▶ **Exercise prompt**
Check each line of the records below for the word "ylabel" and copy those where it appears.

───── Raw data

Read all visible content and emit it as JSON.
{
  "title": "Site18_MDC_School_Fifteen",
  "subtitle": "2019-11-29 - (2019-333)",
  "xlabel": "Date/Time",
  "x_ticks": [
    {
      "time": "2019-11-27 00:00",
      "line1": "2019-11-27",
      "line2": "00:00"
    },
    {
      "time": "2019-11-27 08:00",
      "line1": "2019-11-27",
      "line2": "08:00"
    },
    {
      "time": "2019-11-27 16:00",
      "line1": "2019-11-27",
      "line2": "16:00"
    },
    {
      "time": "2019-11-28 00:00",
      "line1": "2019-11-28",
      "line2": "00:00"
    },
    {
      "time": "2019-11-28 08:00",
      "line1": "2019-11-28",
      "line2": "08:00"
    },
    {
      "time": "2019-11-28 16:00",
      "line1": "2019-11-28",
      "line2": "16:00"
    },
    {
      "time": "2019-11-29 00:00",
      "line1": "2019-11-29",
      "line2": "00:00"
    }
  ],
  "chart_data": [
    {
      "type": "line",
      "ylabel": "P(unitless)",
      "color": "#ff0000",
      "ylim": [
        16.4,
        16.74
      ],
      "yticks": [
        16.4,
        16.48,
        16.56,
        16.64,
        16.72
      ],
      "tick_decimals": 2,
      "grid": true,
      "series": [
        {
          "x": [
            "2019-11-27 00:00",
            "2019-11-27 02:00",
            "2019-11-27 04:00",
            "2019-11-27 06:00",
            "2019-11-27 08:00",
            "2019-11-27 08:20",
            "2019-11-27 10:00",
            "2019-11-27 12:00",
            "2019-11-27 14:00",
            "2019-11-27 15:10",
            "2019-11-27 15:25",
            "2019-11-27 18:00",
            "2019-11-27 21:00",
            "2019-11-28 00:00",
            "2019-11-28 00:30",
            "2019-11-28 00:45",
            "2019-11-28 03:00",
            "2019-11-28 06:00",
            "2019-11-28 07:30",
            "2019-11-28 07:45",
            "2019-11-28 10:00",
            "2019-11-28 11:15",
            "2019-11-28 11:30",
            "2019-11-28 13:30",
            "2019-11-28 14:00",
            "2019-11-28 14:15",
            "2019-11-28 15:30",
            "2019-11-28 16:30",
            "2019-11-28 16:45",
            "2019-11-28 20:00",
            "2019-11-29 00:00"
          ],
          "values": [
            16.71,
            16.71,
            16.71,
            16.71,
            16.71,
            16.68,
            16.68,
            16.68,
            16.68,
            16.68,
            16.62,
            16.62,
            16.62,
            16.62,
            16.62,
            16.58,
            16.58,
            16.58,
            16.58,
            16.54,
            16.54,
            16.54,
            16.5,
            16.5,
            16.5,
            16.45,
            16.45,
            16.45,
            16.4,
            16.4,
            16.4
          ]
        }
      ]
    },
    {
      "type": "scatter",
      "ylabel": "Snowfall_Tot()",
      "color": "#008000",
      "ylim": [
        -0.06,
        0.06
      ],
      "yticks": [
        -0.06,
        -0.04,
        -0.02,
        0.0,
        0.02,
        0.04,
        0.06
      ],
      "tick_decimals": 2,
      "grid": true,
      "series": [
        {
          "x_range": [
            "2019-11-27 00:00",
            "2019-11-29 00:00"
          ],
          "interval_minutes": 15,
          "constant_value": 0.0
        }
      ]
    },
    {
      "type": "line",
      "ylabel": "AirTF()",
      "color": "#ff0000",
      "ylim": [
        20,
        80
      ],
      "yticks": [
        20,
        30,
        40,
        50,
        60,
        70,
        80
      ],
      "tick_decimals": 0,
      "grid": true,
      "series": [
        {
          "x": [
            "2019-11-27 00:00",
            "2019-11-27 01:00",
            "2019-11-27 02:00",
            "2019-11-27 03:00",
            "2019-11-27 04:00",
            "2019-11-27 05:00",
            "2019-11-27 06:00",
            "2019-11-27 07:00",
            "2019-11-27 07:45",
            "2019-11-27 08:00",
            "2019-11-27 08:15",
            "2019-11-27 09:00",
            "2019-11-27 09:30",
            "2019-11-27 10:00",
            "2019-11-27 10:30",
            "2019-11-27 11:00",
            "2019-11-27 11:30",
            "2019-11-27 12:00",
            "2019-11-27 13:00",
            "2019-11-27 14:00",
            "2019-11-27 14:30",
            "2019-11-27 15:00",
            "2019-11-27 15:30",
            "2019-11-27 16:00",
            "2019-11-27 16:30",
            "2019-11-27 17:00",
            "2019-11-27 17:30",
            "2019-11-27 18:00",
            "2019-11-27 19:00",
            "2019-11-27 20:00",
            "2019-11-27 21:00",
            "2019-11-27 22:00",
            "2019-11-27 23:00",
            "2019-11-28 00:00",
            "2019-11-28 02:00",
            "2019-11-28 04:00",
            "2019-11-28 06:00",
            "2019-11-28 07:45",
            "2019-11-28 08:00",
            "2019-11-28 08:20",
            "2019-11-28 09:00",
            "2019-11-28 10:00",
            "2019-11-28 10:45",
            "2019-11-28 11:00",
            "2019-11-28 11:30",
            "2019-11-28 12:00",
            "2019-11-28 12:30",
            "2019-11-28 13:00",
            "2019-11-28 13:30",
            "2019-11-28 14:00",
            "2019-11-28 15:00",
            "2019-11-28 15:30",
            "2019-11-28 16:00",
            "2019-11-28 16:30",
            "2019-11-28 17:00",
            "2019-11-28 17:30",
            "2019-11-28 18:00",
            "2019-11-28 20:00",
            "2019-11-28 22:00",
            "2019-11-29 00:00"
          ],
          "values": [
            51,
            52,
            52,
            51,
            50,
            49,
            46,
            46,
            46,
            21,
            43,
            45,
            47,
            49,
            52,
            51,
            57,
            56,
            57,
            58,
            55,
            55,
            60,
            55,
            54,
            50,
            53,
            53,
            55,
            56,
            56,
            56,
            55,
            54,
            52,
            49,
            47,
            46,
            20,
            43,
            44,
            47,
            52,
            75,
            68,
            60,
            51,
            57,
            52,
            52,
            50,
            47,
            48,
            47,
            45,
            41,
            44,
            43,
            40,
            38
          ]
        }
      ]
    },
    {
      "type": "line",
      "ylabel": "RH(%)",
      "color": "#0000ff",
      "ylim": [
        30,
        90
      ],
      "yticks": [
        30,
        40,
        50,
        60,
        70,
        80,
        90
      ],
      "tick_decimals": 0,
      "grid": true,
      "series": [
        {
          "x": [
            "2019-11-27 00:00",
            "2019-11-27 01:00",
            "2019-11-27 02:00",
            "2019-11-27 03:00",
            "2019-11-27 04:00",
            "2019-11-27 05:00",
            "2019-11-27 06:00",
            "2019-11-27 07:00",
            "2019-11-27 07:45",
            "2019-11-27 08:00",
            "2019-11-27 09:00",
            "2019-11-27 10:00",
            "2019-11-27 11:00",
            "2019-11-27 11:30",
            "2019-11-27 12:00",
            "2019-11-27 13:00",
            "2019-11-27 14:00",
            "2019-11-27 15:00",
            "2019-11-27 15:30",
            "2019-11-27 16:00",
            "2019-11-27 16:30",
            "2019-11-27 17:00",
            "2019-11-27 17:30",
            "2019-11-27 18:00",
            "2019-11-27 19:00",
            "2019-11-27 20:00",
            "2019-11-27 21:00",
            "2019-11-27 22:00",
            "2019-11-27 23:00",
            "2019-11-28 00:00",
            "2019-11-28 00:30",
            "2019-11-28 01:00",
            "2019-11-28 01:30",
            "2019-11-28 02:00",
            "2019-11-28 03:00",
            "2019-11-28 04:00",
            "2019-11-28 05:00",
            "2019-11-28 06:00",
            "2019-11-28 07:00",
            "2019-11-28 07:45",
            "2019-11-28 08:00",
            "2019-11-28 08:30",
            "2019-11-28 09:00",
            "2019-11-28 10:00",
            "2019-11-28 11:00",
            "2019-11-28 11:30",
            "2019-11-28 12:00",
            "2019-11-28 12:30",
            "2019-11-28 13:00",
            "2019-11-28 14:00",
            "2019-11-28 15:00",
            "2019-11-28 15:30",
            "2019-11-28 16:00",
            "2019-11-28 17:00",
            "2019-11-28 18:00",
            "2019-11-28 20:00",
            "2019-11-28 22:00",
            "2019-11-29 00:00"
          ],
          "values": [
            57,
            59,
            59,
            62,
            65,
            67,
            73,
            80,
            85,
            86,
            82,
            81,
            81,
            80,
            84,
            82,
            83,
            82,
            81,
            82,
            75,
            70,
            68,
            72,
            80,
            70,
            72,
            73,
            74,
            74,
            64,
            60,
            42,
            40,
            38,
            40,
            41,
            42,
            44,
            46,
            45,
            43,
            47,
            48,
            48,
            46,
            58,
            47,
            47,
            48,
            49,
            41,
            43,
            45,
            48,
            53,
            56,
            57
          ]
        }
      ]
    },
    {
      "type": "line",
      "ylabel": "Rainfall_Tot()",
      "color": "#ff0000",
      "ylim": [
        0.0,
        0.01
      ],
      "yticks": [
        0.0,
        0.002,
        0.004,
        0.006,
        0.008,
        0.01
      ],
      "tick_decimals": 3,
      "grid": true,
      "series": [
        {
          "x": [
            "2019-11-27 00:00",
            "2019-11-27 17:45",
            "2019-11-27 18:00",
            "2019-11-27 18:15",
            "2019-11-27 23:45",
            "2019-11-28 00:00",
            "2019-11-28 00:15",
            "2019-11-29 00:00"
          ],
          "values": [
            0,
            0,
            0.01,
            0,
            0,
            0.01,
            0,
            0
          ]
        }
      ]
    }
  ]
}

──────────

▶ **Solution below**
      "ylabel": "P(unitless)",
      "ylabel": "Snowfall_Tot()",
      "ylabel": "AirTF()",
      "ylabel": "RH(%)",
      "ylabel": "Rainfall_Tot()",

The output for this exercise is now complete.